### Supplied material
==*==

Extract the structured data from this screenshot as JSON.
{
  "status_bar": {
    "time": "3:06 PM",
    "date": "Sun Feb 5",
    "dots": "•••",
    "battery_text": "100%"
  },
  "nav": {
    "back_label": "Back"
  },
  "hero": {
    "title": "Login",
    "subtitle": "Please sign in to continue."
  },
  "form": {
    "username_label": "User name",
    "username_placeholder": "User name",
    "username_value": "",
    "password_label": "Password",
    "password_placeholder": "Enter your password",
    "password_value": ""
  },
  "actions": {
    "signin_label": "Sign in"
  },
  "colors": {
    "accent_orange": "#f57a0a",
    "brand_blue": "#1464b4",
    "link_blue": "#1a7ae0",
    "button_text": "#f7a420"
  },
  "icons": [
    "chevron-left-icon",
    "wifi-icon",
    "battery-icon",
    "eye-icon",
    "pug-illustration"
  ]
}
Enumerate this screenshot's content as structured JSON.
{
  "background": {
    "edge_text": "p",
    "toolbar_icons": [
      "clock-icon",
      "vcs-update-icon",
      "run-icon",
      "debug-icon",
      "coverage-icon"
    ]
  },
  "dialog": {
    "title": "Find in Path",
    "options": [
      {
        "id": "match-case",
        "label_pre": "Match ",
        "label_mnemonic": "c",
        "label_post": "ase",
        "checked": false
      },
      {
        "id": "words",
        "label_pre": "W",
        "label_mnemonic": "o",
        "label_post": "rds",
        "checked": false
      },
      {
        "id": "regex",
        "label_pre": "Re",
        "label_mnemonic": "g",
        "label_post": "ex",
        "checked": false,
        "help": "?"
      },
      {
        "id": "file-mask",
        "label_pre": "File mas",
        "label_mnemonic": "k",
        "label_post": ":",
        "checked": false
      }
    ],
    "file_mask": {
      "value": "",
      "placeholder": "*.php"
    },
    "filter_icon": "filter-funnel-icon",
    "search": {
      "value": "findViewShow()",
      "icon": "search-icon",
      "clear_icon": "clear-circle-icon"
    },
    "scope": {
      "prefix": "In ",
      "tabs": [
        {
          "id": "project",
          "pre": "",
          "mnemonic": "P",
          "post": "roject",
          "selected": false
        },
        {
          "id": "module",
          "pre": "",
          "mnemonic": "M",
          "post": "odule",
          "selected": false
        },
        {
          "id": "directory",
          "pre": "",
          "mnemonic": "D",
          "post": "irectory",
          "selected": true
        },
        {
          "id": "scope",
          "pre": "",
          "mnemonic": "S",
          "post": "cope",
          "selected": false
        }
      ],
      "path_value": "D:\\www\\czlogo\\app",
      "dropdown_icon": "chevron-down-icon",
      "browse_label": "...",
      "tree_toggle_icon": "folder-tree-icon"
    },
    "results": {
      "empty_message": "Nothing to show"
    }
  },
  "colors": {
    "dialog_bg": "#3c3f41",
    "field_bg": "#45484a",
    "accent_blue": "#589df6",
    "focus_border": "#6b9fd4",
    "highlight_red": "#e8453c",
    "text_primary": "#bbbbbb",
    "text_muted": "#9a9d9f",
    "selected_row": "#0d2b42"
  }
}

==*==

### Your objective
Output the listing above word for word.

### Finished task
Extract the structured data from this screenshot as JSON.
{
  "status_bar": {
    "time": "3:06 PM",
    "date": "Sun Feb 5",
    "dots": "•••",
    "battery_text": "100%"
  },
  "nav": {
    "back_label": "Back"
  },
  "hero": {
    "title": "Login",
    "subtitle": "Please sign in to continue."
  },
  "form": {
    "username_label": "User name",
    "username_placeholder": "User name",
    "username_value": "",
    "password_label": "Password",
    "password_placeholder": "Enter your password",
    "password_value": ""
  },
  "actions": {
    "signin_label": "Sign in"
  },
  "colors": {
    "accent_orange": "#f57a0a",
    "brand_blue": "#1464b4",
    "link_blue": "#1a7ae0",
    "button_text": "#f7a420"
  },
  "icons": [
    "chevron-left-icon",
    "wifi-icon",
    "battery-icon",
    "eye-icon",
    "pug-illustration"
  ]
}
Enumerate this screenshot's content as structured JSON.
{
  "background": {
    "edge_text": "p",
    "toolbar_icons": [
      "clock-icon",
      "vcs-update-icon",
      "run-icon",
      "debug-icon",
      "coverage-icon"
    ]
  },
  "dialog": {
    "title": "Find in Path",
    "options": [
      {
        "id": "match-case",
        "label_pre": "Match ",
        "label_mnemonic": "c",
        "label_post": "ase",
        "checked": false
      },
      {
        "id": "words",
        "label_pre": "W",
        "label_mnemonic": "o",
        "label_post": "rds",
        "checked": false
      },
      {
        "id": "regex",
        "label_pre": "Re",
        "label_mnemonic": "g",
        "label_post": "ex",
        "checked": false,
        "help": "?"
      },
      {
        "id": "file-mask",
        "label_pre": "File mas",
        "label_mnemonic": "k",
        "label_post": ":",
        "checked": false
      }
    ],
    "file_mask": {
      "value": "",
      "placeholder": "*.php"
    },
    "filter_icon": "filter-funnel-icon",
    "search": {
      "value": "findViewShow()",
      "icon": "search-icon",
      "clear_icon": "clear-circle-icon"
    },
    "scope": {
      "prefix": "In ",
      "tabs": [
        {
          "id": "project",
          "pre": "",
          "mnemonic": "P",
          "post": "roject",
          "selected": false
        },
        {
          "id": "module",
          "pre": "",
          "mnemonic": "M",
          "post": "odule",
          "selected": false
        },
        {
          "id": "directory",
          "pre": "",
          "mnemonic": "D",
          "post": "irectory",
          "selected": true
        },
        {
          "id": "scope",
          "pre": "",
          "mnemonic": "S",
          "post": "cope",
          "selected": false
        }
      ],
      "path_value": "D:\\www\\czlogo\\app",
      "dropdown_icon": "chevron-down-icon",
      "browse_label": "...",
      "tree_toggle_icon": "folder-tree-icon"
    },
    "results": {
      "empty_message": "Nothing to show"
    }
  },
  "colors": {
    "dialog_bg": "#3c3f41",
    "field_bg": "#45484a",
    "accent_blue": "#589df6",
    "focus_border": "#6b9fd4",
    "highlight_red": "#e8453c",
    "text_primary": "#bbbbbb",
    "text_muted": "#9a9d9f",
    "selected_row": "#0d2b42"
  }
}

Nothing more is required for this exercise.